• _Written problem_:
In the records below, count every line containing "this". Reply with the number only.

• _Listed entries_:
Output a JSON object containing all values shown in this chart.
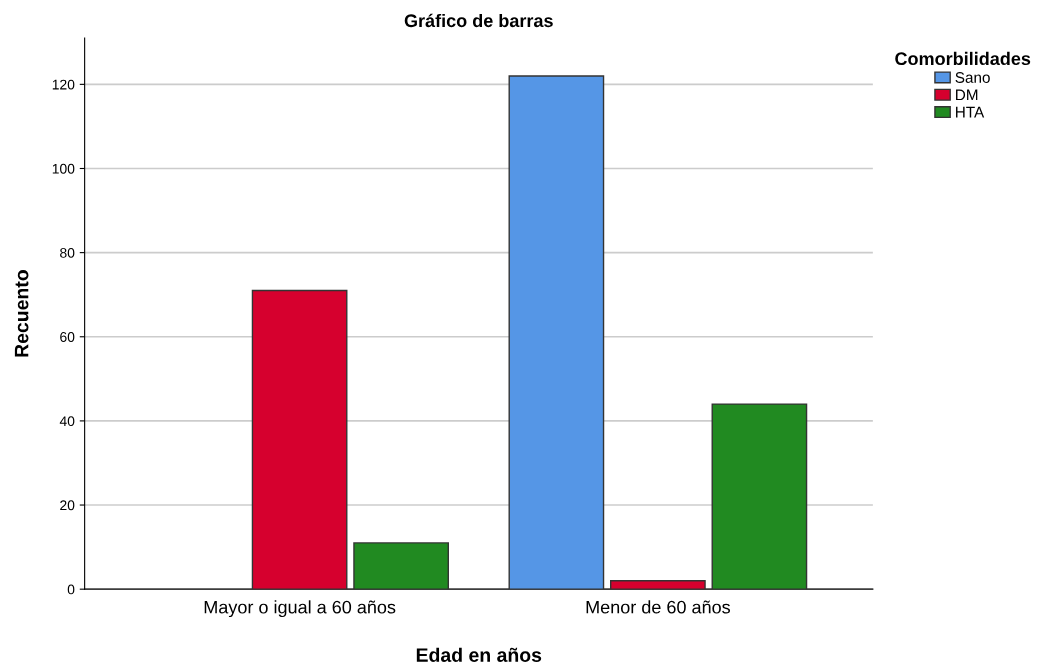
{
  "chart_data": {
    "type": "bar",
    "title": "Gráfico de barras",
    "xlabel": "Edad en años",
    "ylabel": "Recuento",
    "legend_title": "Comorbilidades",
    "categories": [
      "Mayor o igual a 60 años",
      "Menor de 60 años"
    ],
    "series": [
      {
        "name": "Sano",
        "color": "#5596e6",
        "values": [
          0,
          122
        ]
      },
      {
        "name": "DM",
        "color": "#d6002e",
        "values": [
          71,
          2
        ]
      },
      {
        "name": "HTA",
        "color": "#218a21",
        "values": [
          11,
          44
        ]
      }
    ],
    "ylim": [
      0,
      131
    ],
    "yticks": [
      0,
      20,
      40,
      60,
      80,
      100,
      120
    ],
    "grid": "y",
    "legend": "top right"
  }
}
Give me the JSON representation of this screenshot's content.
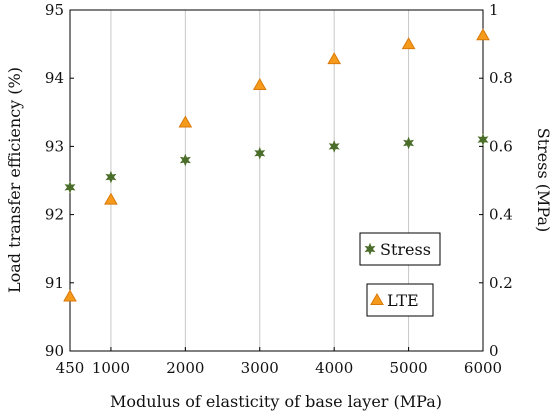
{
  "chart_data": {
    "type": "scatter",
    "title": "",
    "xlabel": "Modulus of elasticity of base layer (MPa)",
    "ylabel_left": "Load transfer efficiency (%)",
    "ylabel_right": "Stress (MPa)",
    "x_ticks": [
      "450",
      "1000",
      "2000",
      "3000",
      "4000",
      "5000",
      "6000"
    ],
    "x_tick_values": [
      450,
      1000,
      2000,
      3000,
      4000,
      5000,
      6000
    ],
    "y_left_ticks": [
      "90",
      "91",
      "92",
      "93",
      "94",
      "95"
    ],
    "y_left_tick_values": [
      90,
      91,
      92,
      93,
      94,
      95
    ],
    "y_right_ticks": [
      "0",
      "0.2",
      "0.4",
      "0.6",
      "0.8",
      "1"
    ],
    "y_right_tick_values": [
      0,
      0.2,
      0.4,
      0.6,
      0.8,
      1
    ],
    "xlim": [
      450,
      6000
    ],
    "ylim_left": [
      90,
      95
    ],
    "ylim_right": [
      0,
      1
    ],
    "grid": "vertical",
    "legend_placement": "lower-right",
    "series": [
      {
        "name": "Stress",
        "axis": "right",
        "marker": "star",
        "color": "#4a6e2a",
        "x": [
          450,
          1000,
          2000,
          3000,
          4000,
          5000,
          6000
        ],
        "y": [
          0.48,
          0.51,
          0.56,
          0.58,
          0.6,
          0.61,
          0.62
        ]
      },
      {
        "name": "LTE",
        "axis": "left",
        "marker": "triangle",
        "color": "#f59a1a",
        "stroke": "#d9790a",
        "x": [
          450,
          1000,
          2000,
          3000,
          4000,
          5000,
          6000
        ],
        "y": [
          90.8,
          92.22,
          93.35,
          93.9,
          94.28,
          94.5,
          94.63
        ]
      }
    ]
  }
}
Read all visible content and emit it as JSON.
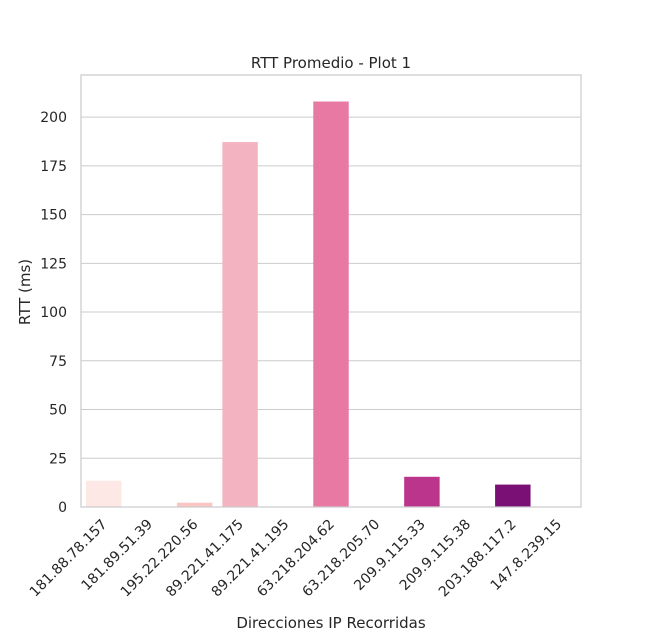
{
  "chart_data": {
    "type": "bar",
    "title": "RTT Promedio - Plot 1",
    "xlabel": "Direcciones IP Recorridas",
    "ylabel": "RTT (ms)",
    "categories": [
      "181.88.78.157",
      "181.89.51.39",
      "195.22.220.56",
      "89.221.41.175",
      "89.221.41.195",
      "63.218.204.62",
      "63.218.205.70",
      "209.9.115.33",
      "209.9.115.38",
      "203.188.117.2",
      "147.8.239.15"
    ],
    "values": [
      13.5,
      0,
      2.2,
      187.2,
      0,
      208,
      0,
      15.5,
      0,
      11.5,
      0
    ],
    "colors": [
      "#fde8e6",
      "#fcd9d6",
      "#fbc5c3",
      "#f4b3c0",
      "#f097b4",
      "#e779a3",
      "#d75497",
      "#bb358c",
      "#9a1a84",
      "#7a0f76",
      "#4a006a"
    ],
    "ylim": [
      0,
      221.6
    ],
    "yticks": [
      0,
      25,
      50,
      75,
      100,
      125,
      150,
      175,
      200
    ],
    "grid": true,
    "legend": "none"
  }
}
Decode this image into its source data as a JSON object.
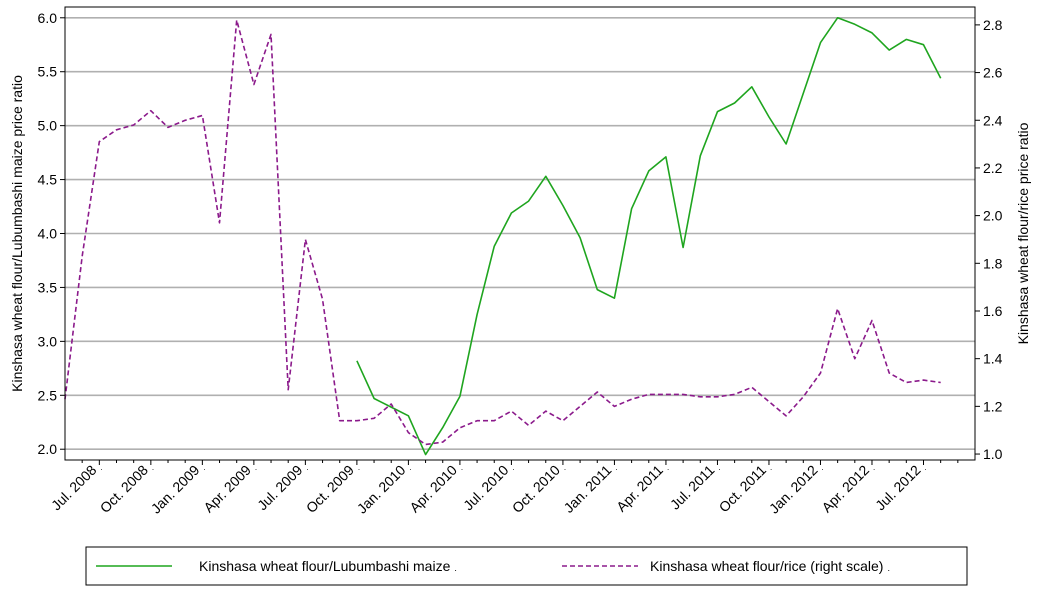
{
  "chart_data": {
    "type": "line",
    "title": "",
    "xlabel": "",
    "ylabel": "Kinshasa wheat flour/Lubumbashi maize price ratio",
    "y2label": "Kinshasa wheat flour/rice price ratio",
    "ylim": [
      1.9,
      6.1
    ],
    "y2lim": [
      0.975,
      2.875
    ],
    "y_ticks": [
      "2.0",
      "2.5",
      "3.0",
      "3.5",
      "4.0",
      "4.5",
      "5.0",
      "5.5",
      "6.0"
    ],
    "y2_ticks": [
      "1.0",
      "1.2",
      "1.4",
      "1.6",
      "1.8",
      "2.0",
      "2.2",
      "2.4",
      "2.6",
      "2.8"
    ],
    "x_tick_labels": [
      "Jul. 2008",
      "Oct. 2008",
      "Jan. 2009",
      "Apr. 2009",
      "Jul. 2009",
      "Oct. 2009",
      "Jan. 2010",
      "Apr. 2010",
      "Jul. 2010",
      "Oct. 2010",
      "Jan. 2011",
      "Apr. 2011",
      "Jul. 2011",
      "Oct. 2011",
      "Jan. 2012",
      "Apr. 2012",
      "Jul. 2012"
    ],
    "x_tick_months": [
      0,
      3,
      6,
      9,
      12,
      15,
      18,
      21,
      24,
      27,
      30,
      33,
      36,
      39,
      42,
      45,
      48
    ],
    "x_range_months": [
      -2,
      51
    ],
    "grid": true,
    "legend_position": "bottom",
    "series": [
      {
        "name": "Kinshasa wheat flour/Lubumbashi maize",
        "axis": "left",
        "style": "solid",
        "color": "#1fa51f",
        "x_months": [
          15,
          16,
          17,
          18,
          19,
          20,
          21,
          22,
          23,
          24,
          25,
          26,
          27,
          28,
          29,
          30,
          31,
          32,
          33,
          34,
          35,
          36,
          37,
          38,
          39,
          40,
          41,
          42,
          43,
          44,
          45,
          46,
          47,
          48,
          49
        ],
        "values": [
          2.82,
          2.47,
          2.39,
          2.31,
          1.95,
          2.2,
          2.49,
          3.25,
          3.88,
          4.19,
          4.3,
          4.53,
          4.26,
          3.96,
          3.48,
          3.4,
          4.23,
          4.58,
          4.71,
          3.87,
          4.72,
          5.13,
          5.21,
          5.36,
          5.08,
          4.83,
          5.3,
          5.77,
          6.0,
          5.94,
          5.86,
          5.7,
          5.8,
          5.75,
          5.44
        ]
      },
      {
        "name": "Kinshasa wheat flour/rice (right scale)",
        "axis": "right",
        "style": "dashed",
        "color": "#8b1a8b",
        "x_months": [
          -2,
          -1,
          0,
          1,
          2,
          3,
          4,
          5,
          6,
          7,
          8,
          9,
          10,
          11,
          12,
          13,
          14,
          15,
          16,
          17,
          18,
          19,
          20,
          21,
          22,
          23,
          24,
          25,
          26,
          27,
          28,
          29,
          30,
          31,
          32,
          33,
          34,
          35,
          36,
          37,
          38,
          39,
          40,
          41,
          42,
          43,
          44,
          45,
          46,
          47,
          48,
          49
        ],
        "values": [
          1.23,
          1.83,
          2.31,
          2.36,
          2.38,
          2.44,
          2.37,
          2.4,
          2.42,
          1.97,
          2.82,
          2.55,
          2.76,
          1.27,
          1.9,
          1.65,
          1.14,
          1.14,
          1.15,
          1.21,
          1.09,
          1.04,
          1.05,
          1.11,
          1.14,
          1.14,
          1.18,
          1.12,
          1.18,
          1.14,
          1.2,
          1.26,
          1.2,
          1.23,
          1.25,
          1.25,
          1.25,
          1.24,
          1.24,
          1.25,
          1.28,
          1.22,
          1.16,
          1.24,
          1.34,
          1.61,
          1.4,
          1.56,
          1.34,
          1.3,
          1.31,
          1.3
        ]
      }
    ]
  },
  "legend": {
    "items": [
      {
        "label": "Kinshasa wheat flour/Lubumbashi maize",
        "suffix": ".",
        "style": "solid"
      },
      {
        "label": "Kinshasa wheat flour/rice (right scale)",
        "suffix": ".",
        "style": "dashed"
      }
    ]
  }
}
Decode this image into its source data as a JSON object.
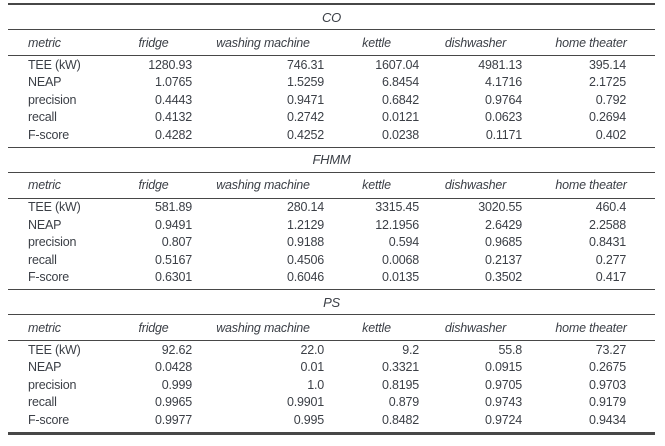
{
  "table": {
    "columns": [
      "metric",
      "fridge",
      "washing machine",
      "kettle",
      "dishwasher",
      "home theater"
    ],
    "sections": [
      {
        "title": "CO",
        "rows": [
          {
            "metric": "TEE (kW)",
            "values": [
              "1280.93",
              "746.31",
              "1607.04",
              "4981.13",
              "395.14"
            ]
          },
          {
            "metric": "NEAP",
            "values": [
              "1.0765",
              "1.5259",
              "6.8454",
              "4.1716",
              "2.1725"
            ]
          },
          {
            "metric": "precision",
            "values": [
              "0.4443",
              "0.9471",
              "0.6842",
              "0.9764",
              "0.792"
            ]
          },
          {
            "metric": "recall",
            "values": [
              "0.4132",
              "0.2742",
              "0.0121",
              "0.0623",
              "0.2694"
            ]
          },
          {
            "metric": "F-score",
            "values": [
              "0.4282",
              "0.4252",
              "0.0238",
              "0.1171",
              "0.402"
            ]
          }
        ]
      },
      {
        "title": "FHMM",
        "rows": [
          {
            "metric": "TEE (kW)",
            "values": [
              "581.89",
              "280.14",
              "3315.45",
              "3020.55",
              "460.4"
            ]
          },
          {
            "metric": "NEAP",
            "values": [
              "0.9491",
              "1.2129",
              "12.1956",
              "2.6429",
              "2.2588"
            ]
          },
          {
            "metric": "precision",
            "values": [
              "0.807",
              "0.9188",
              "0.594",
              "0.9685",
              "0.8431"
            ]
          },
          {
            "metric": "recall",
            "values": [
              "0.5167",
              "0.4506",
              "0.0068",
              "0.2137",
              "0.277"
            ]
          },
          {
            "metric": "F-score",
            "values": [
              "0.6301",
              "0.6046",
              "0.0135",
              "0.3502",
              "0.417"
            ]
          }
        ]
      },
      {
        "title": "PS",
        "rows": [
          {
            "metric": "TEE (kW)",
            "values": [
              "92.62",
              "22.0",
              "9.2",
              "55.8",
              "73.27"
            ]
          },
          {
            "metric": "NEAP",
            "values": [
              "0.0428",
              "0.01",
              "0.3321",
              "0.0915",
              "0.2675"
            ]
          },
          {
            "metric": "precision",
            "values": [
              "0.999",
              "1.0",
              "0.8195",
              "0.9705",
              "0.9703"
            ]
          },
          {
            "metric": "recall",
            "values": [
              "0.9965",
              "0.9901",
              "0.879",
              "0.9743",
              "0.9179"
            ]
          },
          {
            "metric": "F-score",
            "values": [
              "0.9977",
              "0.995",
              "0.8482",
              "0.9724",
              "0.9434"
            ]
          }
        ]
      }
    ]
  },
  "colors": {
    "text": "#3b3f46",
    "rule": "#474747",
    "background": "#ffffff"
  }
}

• _Worked answer_:
4